• **THE TASK**
Extract the data exactly, missing nothing.
## Start
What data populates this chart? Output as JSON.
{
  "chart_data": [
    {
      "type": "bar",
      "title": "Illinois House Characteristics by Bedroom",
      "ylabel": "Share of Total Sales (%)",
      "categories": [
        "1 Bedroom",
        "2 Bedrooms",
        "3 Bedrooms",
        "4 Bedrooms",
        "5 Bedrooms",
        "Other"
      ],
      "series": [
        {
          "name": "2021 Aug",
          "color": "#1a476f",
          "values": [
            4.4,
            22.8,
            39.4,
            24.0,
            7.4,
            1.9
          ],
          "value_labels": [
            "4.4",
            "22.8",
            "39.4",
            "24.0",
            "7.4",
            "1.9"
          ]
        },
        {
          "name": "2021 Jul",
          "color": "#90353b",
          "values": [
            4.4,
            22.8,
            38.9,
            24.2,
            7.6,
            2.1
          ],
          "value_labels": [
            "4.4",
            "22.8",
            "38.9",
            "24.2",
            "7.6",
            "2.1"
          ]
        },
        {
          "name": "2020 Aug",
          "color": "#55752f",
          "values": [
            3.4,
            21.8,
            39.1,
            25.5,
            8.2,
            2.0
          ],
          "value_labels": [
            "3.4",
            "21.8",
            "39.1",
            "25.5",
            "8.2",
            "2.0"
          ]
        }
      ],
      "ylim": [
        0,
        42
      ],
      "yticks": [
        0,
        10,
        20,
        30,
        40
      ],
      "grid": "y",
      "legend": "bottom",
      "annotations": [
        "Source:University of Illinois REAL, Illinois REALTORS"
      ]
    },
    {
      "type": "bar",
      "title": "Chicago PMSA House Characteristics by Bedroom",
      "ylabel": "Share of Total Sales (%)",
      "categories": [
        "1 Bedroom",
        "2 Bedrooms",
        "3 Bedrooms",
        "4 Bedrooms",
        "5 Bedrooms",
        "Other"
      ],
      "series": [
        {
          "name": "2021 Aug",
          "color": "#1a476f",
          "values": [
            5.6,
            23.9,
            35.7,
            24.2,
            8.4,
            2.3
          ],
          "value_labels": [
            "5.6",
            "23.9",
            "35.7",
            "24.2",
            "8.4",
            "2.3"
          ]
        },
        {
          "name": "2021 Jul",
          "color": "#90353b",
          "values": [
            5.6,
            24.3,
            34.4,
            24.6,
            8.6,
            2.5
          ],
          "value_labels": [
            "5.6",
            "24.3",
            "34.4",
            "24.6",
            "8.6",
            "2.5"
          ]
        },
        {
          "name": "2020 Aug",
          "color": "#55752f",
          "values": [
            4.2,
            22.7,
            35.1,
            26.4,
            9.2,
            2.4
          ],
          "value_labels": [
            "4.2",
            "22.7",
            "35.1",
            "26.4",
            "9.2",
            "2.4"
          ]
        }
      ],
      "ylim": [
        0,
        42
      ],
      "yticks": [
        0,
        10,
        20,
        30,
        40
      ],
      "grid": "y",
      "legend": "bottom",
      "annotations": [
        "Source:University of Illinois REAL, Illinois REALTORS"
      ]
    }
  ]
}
## End
• **RESPONSE TO THE EXERCISE**
What data populates this chart? Output as JSON.
{
  "chart_data": [
    {
      "type": "bar",
      "title": "Illinois House Characteristics by Bedroom",
      "ylabel": "Share of Total Sales (%)",
      "categories": [
        "1 Bedroom",
        "2 Bedrooms",
        "3 Bedrooms",
        "4 Bedrooms",
        "5 Bedrooms",
        "Other"
      ],
      "series": [
        {
          "name": "2021 Aug",
          "color": "#1a476f",
          "values": [
            4.4,
            22.8,
            39.4,
            24.0,
            7.4,
            1.9
          ],
          "value_labels": [
            "4.4",
            "22.8",
            "39.4",
            "24.0",
            "7.4",
            "1.9"
          ]
        },
        {
          "name": "2021 Jul",
          "color": "#90353b",
          "values": [
            4.4,
            22.8,
            38.9,
            24.2,
            7.6,
            2.1
          ],
          "value_labels": [
            "4.4",
            "22.8",
            "38.9",
            "24.2",
            "7.6",
            "2.1"
          ]
        },
        {
          "name": "2020 Aug",
          "color": "#55752f",
          "values": [
            3.4,
            21.8,
            39.1,
            25.5,
            8.2,
            2.0
          ],
          "value_labels": [
            "3.4",
            "21.8",
            "39.1",
            "25.5",
            "8.2",
            "2.0"
          ]
        }
      ],
      "ylim": [
        0,
        42
      ],
      "yticks": [
        0,
        10,
        20,
        30,
        40
      ],
      "grid": "y",
      "legend": "bottom",
      "annotations": [
        "Source:University of Illinois REAL, Illinois REALTORS"
      ]
    },
    {
      "type": "bar",
      "title": "Chicago PMSA House Characteristics by Bedroom",
      "ylabel": "Share of Total Sales (%)",
      "categories": [
        "1 Bedroom",
        "2 Bedrooms",
        "3 Bedrooms",
        "4 Bedrooms",
        "5 Bedrooms",
        "Other"
      ],
      "series": [
        {
          "name": "2021 Aug",
          "color": "#1a476f",
          "values": [
            5.6,
            23.9,
            35.7,
            24.2,
            8.4,
            2.3
          ],
          "value_labels": [
            "5.6",
            "23.9",
            "35.7",
            "24.2",
            "8.4",
            "2.3"
          ]
        },
        {
          "name": "2021 Jul",
          "color": "#90353b",
          "values": [
            5.6,
            24.3,
            34.4,
            24.6,
            8.6,
            2.5
          ],
          "value_labels": [
            "5.6",
            "24.3",
            "34.4",
            "24.6",
            "8.6",
            "2.5"
          ]
        },
        {
          "name": "2020 Aug",
          "color": "#55752f",
          "values": [
            4.2,
            22.7,
            35.1,
            26.4,
            9.2,
            2.4
          ],
          "value_labels": [
            "4.2",
            "22.7",
            "35.1",
            "26.4",
            "9.2",
            "2.4"
          ]
        }
      ],
      "ylim": [
        0,
        42
      ],
      "yticks": [
        0,
        10,
        20,
        30,
        40
      ],
      "grid": "y",
      "legend": "bottom",
      "annotations": [
        "Source:University of Illinois REAL, Illinois REALTORS"
      ]
    }
  ]
}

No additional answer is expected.